Source:
## begin
Great lenses are a great addition to your kit, but good lenses used in a great way can make fantastic photos too.

That said, you need a wide lens. 17-50. or EF-S 10-18 would be my recommendation.


----------



## AlwaysLearning (Nov 26, 2014)

ajfotofilmagem - that's a good point. I usually shoot landscapes in live mode but with manual focus. I would have to say on past experience, its not going to be the AFMA but would need to do your suggested test to prove it.

TexPhoto - yes I have a good solid tripod, I do use either a cable release or 2 second timer, have mirror lock engaged (the 650D does have it  ) and shooting in the f8 to f11 range. I *think* my technique is reasonably good after a couple of years of practicing. Don't get me wrong, the 18-135 is a pretty good lens and I have taken some great shots with it. It's just I have seen what my other lens are capable of so would like to step it up a notch at this lower focal range if possible.


----------



## Ryan85 (Nov 26, 2014)
## end
Supplied records:
## begin
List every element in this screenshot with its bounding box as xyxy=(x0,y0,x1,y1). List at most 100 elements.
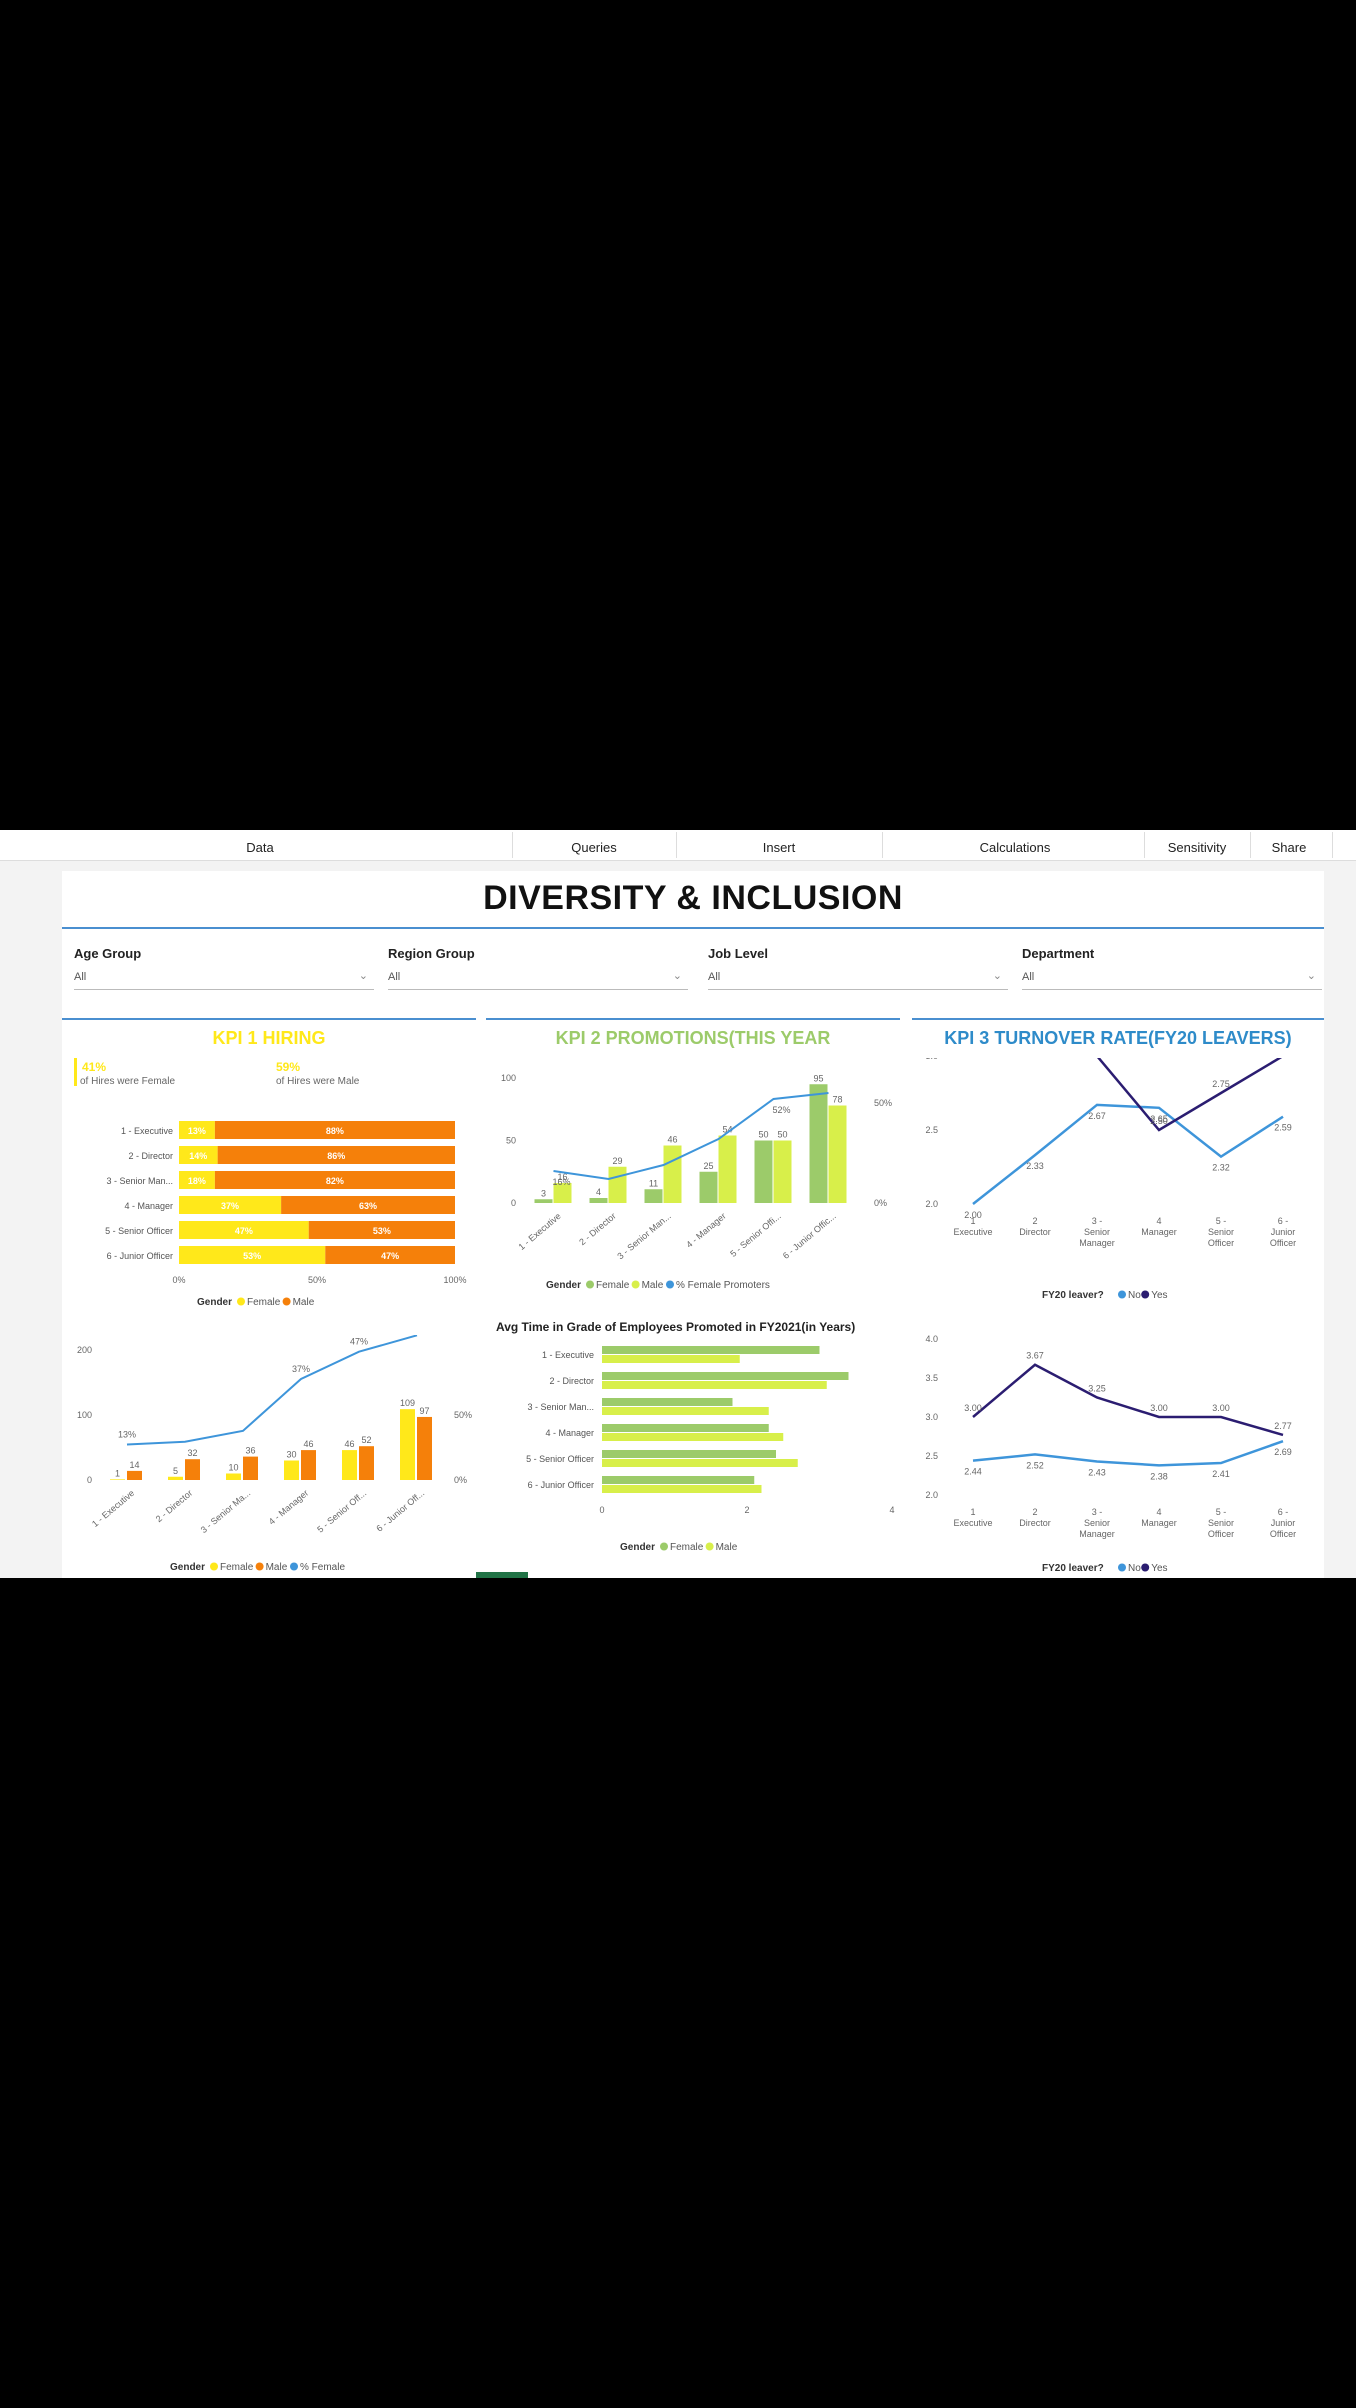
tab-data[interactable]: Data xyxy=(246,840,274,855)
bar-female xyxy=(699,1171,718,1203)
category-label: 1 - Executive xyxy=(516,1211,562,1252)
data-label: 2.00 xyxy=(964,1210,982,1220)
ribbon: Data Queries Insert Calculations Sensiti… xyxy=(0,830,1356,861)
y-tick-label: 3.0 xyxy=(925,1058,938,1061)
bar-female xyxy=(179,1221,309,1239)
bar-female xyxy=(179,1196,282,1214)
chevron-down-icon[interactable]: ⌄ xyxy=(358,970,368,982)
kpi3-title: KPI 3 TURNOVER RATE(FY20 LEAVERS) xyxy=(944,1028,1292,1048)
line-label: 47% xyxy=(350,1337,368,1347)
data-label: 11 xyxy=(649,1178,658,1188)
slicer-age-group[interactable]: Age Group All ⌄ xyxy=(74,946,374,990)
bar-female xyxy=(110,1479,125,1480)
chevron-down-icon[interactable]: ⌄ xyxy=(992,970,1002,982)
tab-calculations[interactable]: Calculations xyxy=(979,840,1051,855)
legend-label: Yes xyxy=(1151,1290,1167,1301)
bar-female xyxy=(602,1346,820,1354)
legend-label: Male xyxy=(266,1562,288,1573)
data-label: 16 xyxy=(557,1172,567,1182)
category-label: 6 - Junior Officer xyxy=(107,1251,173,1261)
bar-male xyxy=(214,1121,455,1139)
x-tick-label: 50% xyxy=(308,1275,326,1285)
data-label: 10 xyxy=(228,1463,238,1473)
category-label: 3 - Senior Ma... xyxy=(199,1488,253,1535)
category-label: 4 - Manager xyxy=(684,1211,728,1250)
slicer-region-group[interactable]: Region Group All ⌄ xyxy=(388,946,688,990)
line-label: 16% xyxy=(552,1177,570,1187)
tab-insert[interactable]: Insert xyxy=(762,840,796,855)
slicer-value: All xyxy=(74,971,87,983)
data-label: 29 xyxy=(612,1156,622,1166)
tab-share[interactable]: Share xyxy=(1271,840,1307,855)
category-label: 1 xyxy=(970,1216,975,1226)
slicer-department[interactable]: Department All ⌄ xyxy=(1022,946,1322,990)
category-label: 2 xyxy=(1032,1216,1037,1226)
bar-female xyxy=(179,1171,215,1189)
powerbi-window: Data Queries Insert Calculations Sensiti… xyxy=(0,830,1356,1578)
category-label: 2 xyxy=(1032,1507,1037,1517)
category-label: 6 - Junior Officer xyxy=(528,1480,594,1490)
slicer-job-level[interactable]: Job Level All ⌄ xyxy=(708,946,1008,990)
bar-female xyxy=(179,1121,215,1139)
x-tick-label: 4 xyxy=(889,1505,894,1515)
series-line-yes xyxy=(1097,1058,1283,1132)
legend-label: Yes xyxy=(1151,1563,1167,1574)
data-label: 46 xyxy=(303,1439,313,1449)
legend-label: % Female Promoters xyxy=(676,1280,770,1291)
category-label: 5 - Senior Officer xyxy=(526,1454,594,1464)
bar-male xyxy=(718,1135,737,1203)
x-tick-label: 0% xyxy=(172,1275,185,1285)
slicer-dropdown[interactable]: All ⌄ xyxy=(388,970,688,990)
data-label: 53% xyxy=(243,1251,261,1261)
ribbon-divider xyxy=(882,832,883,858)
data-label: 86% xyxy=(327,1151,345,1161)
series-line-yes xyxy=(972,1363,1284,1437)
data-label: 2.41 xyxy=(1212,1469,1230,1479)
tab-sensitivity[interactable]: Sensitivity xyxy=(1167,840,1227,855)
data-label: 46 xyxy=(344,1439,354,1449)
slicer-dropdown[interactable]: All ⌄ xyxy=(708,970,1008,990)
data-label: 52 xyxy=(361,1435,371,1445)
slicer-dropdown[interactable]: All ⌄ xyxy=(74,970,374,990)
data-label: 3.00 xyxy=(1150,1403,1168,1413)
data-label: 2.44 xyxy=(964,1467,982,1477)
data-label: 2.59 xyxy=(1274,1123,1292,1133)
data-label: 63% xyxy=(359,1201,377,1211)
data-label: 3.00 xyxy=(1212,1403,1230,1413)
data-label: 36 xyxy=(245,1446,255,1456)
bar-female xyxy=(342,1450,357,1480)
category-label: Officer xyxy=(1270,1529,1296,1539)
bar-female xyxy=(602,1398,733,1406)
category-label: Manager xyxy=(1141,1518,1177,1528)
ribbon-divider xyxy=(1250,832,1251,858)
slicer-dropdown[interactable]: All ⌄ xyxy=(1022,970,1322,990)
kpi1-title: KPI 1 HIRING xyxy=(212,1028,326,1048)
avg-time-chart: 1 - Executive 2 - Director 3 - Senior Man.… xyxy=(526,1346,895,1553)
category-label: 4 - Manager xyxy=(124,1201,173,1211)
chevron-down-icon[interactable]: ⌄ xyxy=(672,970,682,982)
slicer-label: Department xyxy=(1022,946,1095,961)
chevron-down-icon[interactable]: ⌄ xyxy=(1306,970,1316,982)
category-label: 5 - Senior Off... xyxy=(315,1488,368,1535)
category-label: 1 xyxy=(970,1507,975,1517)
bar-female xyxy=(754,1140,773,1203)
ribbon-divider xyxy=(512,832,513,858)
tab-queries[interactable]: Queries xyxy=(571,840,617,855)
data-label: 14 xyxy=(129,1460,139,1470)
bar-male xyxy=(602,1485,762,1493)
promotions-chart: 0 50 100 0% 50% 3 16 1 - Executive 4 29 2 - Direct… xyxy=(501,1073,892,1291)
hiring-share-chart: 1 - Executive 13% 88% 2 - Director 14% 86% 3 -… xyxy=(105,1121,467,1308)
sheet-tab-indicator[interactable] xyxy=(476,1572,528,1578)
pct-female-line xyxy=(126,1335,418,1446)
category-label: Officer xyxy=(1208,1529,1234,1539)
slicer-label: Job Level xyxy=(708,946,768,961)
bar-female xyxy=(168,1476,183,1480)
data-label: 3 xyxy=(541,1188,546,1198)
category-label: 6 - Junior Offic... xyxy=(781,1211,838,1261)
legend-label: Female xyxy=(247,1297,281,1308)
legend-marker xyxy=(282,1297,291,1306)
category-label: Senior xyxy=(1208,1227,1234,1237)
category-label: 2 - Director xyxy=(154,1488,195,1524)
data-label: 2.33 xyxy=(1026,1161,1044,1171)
## end
## begin
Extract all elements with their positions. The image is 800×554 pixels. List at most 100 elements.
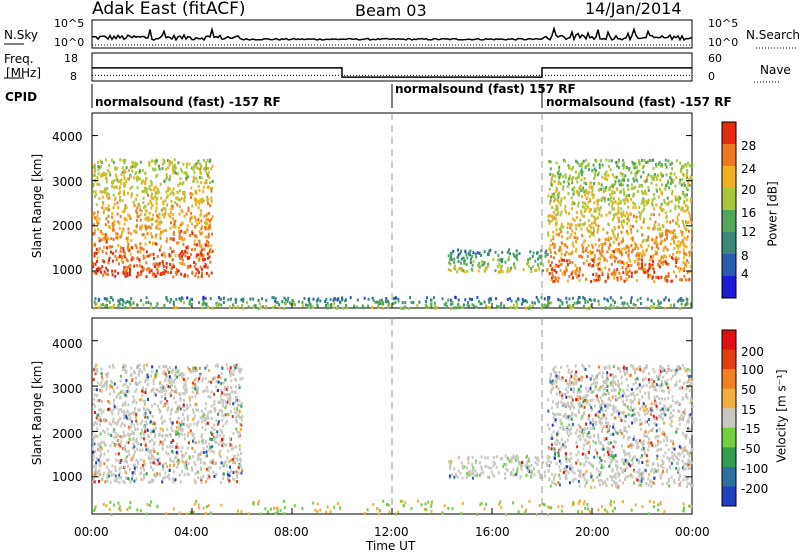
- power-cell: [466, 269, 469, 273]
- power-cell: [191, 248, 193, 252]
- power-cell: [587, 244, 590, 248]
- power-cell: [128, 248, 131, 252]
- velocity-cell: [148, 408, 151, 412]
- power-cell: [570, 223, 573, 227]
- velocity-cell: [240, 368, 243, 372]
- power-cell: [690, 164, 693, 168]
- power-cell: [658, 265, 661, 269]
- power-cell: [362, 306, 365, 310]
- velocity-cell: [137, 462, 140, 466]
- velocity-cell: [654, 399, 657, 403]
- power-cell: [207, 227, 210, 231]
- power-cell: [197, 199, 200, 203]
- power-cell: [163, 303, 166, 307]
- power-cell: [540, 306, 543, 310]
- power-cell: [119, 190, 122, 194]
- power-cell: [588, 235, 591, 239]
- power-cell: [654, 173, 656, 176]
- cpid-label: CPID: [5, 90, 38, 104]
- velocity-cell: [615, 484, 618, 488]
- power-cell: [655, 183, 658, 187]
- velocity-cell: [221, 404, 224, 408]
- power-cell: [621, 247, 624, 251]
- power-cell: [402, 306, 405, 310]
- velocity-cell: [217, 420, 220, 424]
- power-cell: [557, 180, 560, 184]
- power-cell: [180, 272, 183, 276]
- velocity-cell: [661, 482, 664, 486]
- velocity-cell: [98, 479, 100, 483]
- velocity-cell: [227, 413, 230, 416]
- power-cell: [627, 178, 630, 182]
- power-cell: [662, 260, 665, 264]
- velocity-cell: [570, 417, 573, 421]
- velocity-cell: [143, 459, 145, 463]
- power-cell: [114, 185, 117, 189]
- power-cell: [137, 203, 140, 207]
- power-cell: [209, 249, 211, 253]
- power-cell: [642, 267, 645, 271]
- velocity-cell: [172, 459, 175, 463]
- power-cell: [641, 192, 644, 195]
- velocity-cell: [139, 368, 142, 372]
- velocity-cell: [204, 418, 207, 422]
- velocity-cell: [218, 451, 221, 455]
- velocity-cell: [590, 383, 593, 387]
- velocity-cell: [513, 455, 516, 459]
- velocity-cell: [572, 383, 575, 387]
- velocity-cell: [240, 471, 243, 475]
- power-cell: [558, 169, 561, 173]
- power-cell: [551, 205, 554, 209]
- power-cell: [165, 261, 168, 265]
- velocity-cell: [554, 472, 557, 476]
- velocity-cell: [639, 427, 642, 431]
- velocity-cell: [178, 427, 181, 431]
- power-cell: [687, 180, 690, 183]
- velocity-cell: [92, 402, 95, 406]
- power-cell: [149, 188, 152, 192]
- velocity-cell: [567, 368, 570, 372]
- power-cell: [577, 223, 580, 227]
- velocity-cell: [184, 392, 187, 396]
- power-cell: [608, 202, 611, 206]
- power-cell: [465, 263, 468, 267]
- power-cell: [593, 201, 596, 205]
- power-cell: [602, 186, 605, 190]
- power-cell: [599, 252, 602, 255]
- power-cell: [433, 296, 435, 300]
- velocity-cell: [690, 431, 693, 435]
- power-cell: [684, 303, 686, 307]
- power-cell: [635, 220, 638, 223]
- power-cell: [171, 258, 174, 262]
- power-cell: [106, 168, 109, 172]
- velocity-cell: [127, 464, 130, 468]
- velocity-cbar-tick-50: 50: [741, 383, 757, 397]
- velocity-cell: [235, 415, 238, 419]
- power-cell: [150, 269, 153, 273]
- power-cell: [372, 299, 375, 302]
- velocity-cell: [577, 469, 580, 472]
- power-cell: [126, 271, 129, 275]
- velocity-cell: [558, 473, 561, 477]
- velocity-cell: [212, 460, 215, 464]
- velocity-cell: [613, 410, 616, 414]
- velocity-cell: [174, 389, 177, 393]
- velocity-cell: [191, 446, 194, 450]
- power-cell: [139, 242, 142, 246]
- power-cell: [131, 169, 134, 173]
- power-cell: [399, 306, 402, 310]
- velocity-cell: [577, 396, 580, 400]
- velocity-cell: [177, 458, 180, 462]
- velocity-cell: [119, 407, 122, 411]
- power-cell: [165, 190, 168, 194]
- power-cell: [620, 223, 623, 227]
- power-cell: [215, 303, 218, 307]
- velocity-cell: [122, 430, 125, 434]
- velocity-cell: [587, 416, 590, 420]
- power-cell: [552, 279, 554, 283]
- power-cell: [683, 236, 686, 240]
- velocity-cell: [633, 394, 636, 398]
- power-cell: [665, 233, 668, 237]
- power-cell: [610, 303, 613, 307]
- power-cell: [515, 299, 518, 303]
## end
Problem:
Transcribe the portion of the lens discussion thread above, starting with "## AlwaysLearning (Nov" and going on through "to prove it.".

Answer for the task:
## AlwaysLearning (Nov 26, 2014)

ajfotofilmagem - that's a good point. I usually shoot landscapes in live mode but with manual focus. I would have to say on past experience, its not going to be the AFMA but would need to do your suggested test to prove it.